Gather every row below that contains the string "size", and copy each of those rows.

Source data
========================================================================

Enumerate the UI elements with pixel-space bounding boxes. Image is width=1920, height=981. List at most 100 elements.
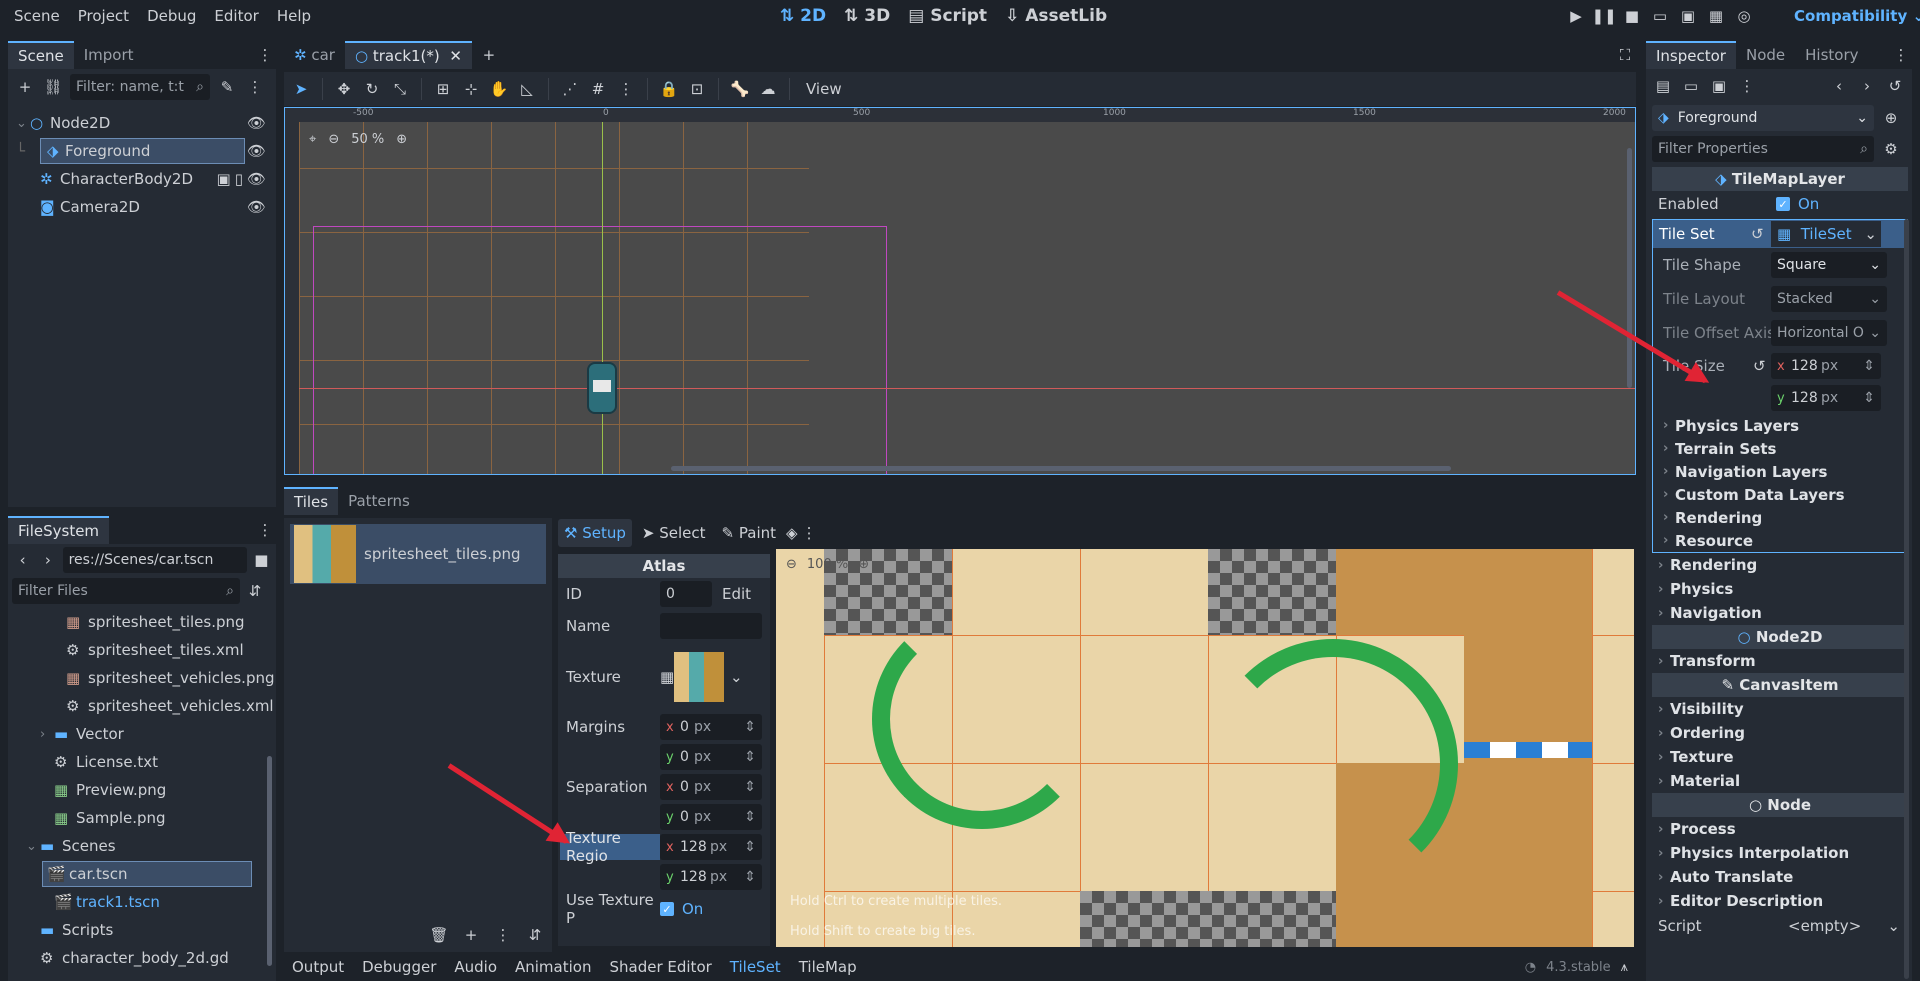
select-mode-button[interactable]: ➤ Select xyxy=(636,519,712,547)
filesystem-scrollbar[interactable] xyxy=(267,756,272,966)
chevron-down-icon[interactable]: ⌄ xyxy=(730,668,743,686)
group-ordering[interactable]: › Ordering xyxy=(1652,721,1908,745)
forward-icon[interactable]: › xyxy=(37,549,58,571)
group-texture[interactable]: › Texture xyxy=(1652,745,1908,769)
scene-tab-car[interactable]: ✲ car xyxy=(284,41,345,69)
view-menu[interactable]: View xyxy=(800,80,848,98)
pause-icon[interactable]: ❚❚ xyxy=(1591,5,1616,27)
play-scene-icon[interactable]: ▣ xyxy=(1677,5,1699,27)
split-view-icon[interactable]: ■ xyxy=(251,549,272,571)
object-selector[interactable]: ⬗ Foreground ⌄ xyxy=(1652,105,1874,131)
folder-item[interactable]: ⌄ ▬ Scenes xyxy=(8,832,276,860)
save-resource-icon[interactable]: ▣ xyxy=(1708,75,1730,97)
scene-filter-input[interactable]: Filter: name, t:t ⌕ xyxy=(70,74,210,100)
scene-tab-track1[interactable]: ○ track1(*) ✕ xyxy=(344,41,472,69)
zoom-in-icon[interactable]: ⊕ xyxy=(858,557,869,572)
more-icon[interactable]: ⋮ xyxy=(492,924,514,946)
dock-menu-icon[interactable]: ⋮ xyxy=(254,44,276,66)
file-item[interactable]: ⚙ spritesheet_vehicles.xml xyxy=(8,692,276,720)
revert-icon[interactable]: ↺ xyxy=(1753,357,1771,375)
separation-y-input[interactable]: y 0 px ⇕ xyxy=(660,804,762,830)
folder-item[interactable]: ▬ Scripts xyxy=(8,916,276,944)
tile-offset-select[interactable]: Horizontal O ⌄ xyxy=(1771,320,1887,346)
tile-size-y-input[interactable]: y 128 px ⇕ xyxy=(1771,385,1881,411)
group-rendering[interactable]: › Rendering xyxy=(1652,553,1908,577)
group-tileset-rendering[interactable]: › Rendering xyxy=(1653,506,1907,529)
chevron-down-icon[interactable]: ⌄ xyxy=(1887,917,1900,935)
zoom-out-icon[interactable]: ⊖ xyxy=(786,557,797,572)
atlas-view[interactable]: ⊖ 100 % ⊕ Hold Ctrl to create multiple t… xyxy=(776,549,1634,947)
checkbox-icon[interactable]: ✓ xyxy=(660,902,674,916)
texture-preview[interactable] xyxy=(674,652,724,702)
group-auto-translate[interactable]: › Auto Translate xyxy=(1652,865,1908,889)
name-input[interactable] xyxy=(660,613,762,639)
move-tool-icon[interactable]: ✥ xyxy=(333,78,355,100)
remote-debug-icon[interactable]: ▭ xyxy=(1649,5,1671,27)
tileset-resource-button[interactable]: ▦ TileSet ⌄ xyxy=(1771,221,1881,247)
tab-scene[interactable]: Scene xyxy=(8,41,74,69)
zoom-in-icon[interactable]: ⊕ xyxy=(396,132,407,147)
zoom-level[interactable]: 50 % xyxy=(351,132,384,147)
movie-maker-icon[interactable]: ◎ xyxy=(1733,5,1755,27)
workspace-2d[interactable]: ⇅ 2D xyxy=(780,6,826,26)
group-resource[interactable]: › Resource xyxy=(1653,529,1907,552)
tree-node-camera2d[interactable]: ◙ Camera2D 👁 xyxy=(16,193,276,221)
viewport[interactable]: -500 0 500 1000 1500 2000 ⌖ ⊖ 50 % ⊕ xyxy=(284,107,1636,475)
tab-filesystem[interactable]: FileSystem xyxy=(8,516,110,544)
car-sprite[interactable] xyxy=(587,362,617,414)
tab-tileset[interactable]: TileSet xyxy=(730,958,781,976)
file-item[interactable]: ⚙ License.txt xyxy=(8,748,276,776)
stop-icon[interactable]: ■ xyxy=(1621,5,1643,27)
tree-node-characterbody2d[interactable]: ✲ CharacterBody2D ▣ ▯ 👁 xyxy=(16,165,276,193)
group-physics-layers[interactable]: › Physics Layers xyxy=(1653,414,1907,437)
menu-project[interactable]: Project xyxy=(78,7,129,25)
visibility-icon[interactable]: 👁 xyxy=(247,170,266,188)
open-resource-icon[interactable]: ▭ xyxy=(1680,75,1702,97)
group-transform[interactable]: › Transform xyxy=(1652,649,1908,673)
bone-icon[interactable]: 🦴 xyxy=(729,78,751,100)
tree-node-foreground[interactable]: └ ⬗ Foreground 👁 xyxy=(16,137,276,165)
tile-layout-select[interactable]: Stacked ⌄ xyxy=(1771,286,1887,312)
tile-shape-select[interactable]: Square ⌄ xyxy=(1771,252,1887,278)
back-icon[interactable]: ‹ xyxy=(12,549,33,571)
atlas-zoom-level[interactable]: 100 % xyxy=(807,557,848,572)
menu-editor[interactable]: Editor xyxy=(214,7,258,25)
panel-toggle-icon[interactable]: ⩚ xyxy=(1621,960,1628,975)
group-physics[interactable]: › Physics xyxy=(1652,577,1908,601)
add-node-icon[interactable]: + xyxy=(14,76,36,98)
center-view-icon[interactable]: ⌖ xyxy=(309,132,316,147)
tab-tilemap[interactable]: TileMap xyxy=(799,958,857,976)
texture-region-y-input[interactable]: y 128 px ⇕ xyxy=(660,864,762,890)
tab-tiles[interactable]: Tiles xyxy=(284,487,339,515)
viewport-hscrollbar[interactable] xyxy=(671,466,1451,471)
play-icon[interactable]: ▶ xyxy=(1565,5,1587,27)
group-navigation-layers[interactable]: › Navigation Layers xyxy=(1653,460,1907,483)
margins-x-input[interactable]: x 0 px ⇕ xyxy=(660,714,762,740)
scale-tool-icon[interactable]: ⤡ xyxy=(389,78,411,100)
forward-icon[interactable]: › xyxy=(1856,75,1878,97)
select-tool-icon[interactable]: ➤ xyxy=(290,78,312,100)
workspace-script[interactable]: ▤ Script xyxy=(908,6,987,26)
id-input[interactable]: 0 xyxy=(660,581,712,607)
tab-debugger[interactable]: Debugger xyxy=(362,958,436,976)
tab-inspector[interactable]: Inspector xyxy=(1646,41,1736,69)
pan-tool-icon[interactable]: ✋ xyxy=(488,78,510,100)
group-physics-interpolation[interactable]: › Physics Interpolation xyxy=(1652,841,1908,865)
attach-script-icon[interactable]: ✎ xyxy=(216,76,238,98)
setup-mode-button[interactable]: ⚒ Setup xyxy=(558,519,632,547)
instance-icon[interactable]: ▣ xyxy=(217,170,231,188)
viewport-vscrollbar[interactable] xyxy=(1627,148,1632,388)
path-input[interactable]: res://Scenes/car.tscn xyxy=(62,547,247,573)
more-icon[interactable]: ⋮ xyxy=(1736,75,1758,97)
close-icon[interactable]: ✕ xyxy=(449,47,462,65)
menu-help[interactable]: Help xyxy=(277,7,311,25)
dock-menu-icon[interactable]: ⋮ xyxy=(254,519,276,541)
lock-icon[interactable]: 🔒 xyxy=(658,78,680,100)
rotate-tool-icon[interactable]: ↻ xyxy=(361,78,383,100)
tile-size-x-input[interactable]: x 128 px ⇕ xyxy=(1771,353,1881,379)
visibility-icon[interactable]: 👁 xyxy=(247,142,266,160)
group-visibility[interactable]: › Visibility xyxy=(1652,697,1908,721)
grid-snap-icon[interactable]: # xyxy=(587,78,609,100)
workspace-assetlib[interactable]: ⇩ AssetLib xyxy=(1005,6,1107,26)
file-item[interactable]: 🎬 track1.tscn xyxy=(8,888,276,916)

========================================================================

> _SOLUTION TO THIS EXERCISE_:
tile-size-y-input[interactable]: y 128 px ⇕ xyxy=(1771,385,1881,411)
tile-size-x-input[interactable]: x 128 px ⇕ xyxy=(1771,353,1881,379)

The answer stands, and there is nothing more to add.